#### Passage given ####
SEC Form 6-K filed by Kaixin Holdings
UNITED STATES
SECURITIES AND EXCHANGE COMMISSION
Washington, D.C. 20549
Form 6-K
REPORT OF FOREIGN PRIVATE ISSUER PURSUANT TO RULE 13a-16 OR 15d-16
UNDER THE SECURITIES EXCHANGE ACT OF 1934
For the month of November 2024
Commission File Number: 001-38261
Kaixin Holdings
(Registrant’s name)
Unit B2-303-137, 198 Qidi Road
Beigan Community, Xiaoshan District
Hangzhou, Zhejiang Province
People’s Republic of China
(Address of principal executive office)
Indicate by check mark whether the registrant files or will file annual reports under cover of Form 20-F or Form 40-F.
Form 20-F x Form 40-F ¨
CONTENT
Entry into a Definitive Securities Purchase Agreement
Kaixin Holdings (“Kaixin” or the “Company”) today announced it entered into a definitive securities purchase agreement (the “Purchase Agreement”) with ATW Opportunities Master Fund II LP, a company incorporated under the laws of Delaware (the “Purchaser”) on November 13, 2024. Pursuant to the Purchase Agreement, the Company agreed to sell an aggregate of 1,166,667 ordinary shares of the Company, with a par value of $0.045 per share (the “Ordinary Shares”) at a purchase price of $3.00 per share to the Purchaser (the “Offering”), representing 71.8% of the closing price of the Company on November 13, 2024. The Offering is expected to close on November 14, 2024. The Company will receive gross proceeds of $3,500,000 in connection with the Offering before deducting related offering expenses.
In addition to the Offering, the Company granted the Purchaser the right to purchase up to $7 million additional Ordinary Shares at a purchase price of $3.00 per share on or prior to February 14, 2025, which can be extended to November 14, 2025 if the closing prices of the Company’s Ordinary Share don’t reach certain threshold as set forth in the Purchase Agreement. The Company also granted the Purchaser rights to participate in subsequent offerings to purchase 20% of the securities being offered for a period of one year following the execution of the Purchase Agreement. The Company further agrees, among other things, to certain restrictions on securities offerings for a period of 45 days following the execution of the Purchase Agreement.
The Purchase Agreement contained customary representations, warranties and agreements of the Company and the Purchaser, as well as customary indemnification rights and obligations of the parties.
The Purchase Agreement is filed as Exhibit 99.1 herein, to this Current Report on Form 6-K. The foregoing is only a brief description of the material terms of the Purchase Agreement, and does not purport to be a complete description of the rights and obligations of the parties thereunder and is qualified in its entirety by reference to such exhibits. This content does not constitute an offer to sell or the solicitation of an offer to buy these securities, nor shall there be any sale of these securities in any jurisdiction in which such offer, solicitation or sale would be unlawful prior to the registration or qualification under the securities laws of any such jurisdiction.
####
## Work to do
Could you write out the Kaixin Holdings filing word for word, from "The Purchase Agreement contained" to "any such jurisdiction."?
#### Collected data ####
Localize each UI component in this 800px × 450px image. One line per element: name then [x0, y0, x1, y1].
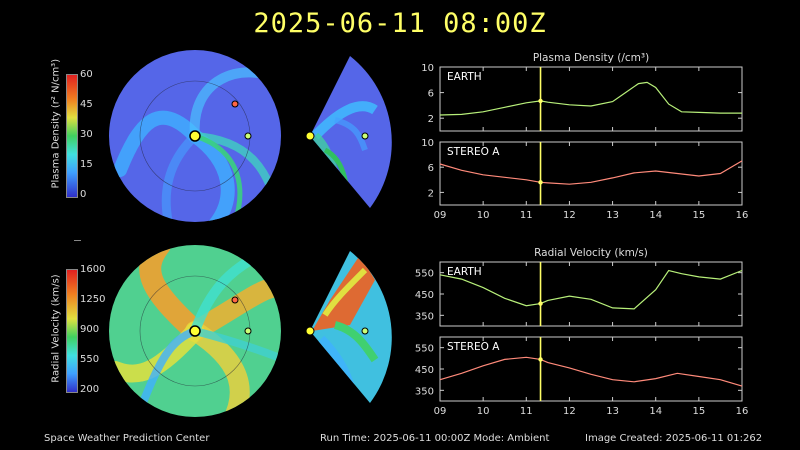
####
## Completed exercise
The Purchase Agreement contained customary representations, warranties and agreements of the Company and the Purchaser, as well as customary indemnification rights and obligations of the parties.
The Purchase Agreement is filed as Exhibit 99.1 herein, to this Current Report on Form 6-K. The foregoing is only a brief description of the material terms of the Purchase Agreement, and does not purport to be a complete description of the rights and obligations of the parties thereunder and is qualified in its entirety by reference to such exhibits. This content does not constitute an offer to sell or the solicitation of an offer to buy these securities, nor shall there be any sale of these securities in any jurisdiction in which such offer, solicitation or sale would be unlawful prior to the registration or qualification under the securities laws of any such jurisdiction.